→ **WORK REQUIRED**: Find the lines below that contain the string "Supervised". Copy each one.

----

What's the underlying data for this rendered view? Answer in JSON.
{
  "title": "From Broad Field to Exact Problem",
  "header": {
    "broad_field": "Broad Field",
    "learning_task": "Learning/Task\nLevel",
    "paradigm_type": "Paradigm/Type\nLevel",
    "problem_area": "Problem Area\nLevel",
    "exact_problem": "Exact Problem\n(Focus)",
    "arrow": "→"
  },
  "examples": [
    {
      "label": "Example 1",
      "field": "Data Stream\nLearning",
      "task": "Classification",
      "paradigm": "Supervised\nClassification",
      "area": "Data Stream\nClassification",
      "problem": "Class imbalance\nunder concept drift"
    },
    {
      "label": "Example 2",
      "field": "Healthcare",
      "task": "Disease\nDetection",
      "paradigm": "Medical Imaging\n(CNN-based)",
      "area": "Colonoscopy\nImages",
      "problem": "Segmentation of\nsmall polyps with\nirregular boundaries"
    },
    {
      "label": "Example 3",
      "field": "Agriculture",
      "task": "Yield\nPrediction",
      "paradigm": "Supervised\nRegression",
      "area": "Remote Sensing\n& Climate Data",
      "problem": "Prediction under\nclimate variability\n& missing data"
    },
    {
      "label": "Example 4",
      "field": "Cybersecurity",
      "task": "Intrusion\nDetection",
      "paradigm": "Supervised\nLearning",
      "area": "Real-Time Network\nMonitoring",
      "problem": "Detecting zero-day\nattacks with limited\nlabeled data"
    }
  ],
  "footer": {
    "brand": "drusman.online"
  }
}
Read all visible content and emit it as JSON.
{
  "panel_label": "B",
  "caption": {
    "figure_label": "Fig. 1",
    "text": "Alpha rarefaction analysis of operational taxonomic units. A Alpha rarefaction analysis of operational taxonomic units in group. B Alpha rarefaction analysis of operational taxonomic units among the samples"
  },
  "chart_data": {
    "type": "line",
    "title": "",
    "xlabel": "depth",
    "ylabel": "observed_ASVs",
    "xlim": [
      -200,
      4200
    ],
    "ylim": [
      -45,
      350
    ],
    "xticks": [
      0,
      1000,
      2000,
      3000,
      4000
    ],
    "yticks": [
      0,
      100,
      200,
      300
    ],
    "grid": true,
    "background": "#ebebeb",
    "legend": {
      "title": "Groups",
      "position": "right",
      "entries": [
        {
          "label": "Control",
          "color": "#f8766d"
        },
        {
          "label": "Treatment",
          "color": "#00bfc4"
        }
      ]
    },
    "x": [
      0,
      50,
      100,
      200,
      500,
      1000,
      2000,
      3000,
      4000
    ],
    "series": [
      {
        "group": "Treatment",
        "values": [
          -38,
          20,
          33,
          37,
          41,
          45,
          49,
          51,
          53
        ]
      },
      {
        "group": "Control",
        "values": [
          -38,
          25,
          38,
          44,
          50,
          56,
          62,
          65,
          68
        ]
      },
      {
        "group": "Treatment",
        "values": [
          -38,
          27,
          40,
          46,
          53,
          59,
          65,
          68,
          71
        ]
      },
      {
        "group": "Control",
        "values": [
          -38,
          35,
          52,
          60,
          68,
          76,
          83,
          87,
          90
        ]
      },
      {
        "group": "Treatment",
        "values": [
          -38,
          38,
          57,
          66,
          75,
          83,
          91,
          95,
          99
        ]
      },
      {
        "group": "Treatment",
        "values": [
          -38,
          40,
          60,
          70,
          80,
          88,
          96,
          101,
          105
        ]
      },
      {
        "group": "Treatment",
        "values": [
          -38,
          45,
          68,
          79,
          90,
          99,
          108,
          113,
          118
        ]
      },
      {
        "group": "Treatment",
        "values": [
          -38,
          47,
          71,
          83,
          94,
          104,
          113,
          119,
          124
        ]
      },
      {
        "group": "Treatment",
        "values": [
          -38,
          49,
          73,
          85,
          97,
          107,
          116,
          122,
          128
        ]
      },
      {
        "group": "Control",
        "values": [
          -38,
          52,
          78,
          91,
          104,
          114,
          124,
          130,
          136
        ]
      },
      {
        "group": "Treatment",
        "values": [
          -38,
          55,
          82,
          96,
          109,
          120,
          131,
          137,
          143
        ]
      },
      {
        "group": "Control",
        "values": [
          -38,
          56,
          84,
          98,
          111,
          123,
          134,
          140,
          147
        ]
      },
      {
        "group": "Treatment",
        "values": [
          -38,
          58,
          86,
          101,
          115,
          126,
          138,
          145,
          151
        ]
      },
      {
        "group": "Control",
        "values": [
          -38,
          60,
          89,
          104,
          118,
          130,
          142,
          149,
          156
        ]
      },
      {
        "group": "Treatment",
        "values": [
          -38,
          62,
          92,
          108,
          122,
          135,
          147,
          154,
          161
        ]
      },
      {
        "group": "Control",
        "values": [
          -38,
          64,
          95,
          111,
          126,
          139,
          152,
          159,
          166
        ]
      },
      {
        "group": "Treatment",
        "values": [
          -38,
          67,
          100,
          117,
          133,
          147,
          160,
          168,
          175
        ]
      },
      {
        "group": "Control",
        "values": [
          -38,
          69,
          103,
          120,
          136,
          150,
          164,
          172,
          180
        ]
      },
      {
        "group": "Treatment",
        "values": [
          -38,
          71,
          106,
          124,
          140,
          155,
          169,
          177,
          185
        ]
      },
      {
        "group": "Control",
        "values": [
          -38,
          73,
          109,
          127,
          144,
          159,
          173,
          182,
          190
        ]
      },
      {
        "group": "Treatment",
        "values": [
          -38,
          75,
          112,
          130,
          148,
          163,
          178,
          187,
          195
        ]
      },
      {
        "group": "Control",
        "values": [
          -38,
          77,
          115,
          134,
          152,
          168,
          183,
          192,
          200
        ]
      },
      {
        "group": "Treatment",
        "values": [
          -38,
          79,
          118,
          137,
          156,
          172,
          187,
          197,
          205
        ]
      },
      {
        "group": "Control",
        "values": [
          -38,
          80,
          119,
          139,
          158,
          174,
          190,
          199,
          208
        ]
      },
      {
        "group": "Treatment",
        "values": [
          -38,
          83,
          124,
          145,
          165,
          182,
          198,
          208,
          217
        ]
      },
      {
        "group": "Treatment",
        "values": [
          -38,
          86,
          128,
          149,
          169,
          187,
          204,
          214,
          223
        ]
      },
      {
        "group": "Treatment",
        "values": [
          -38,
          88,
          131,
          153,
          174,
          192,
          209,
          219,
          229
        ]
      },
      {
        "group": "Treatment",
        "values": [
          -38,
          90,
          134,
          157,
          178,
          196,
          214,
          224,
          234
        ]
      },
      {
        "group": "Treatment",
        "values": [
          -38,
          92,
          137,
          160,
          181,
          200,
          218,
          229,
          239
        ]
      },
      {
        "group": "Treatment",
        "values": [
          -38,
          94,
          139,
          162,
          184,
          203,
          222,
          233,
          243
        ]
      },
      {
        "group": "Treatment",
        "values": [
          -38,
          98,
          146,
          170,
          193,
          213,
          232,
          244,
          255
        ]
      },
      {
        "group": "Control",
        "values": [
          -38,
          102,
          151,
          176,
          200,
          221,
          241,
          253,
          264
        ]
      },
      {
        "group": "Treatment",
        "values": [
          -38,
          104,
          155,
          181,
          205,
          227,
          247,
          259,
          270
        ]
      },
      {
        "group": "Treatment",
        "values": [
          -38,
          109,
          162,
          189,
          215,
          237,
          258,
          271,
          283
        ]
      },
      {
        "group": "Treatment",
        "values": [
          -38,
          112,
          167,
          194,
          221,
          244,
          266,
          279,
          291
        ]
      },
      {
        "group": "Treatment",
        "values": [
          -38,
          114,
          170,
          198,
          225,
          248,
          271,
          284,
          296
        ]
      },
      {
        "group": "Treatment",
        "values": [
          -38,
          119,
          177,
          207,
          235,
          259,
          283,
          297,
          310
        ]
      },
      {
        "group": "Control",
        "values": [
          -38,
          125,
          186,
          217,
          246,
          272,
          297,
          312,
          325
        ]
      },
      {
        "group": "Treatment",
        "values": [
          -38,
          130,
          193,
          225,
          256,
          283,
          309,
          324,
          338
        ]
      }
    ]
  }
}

----

→ **TASK OUTPUT**:
      "paradigm": "Supervised\nClassification",
      "paradigm": "Supervised\nRegression",
      "paradigm": "Supervised\nLearning",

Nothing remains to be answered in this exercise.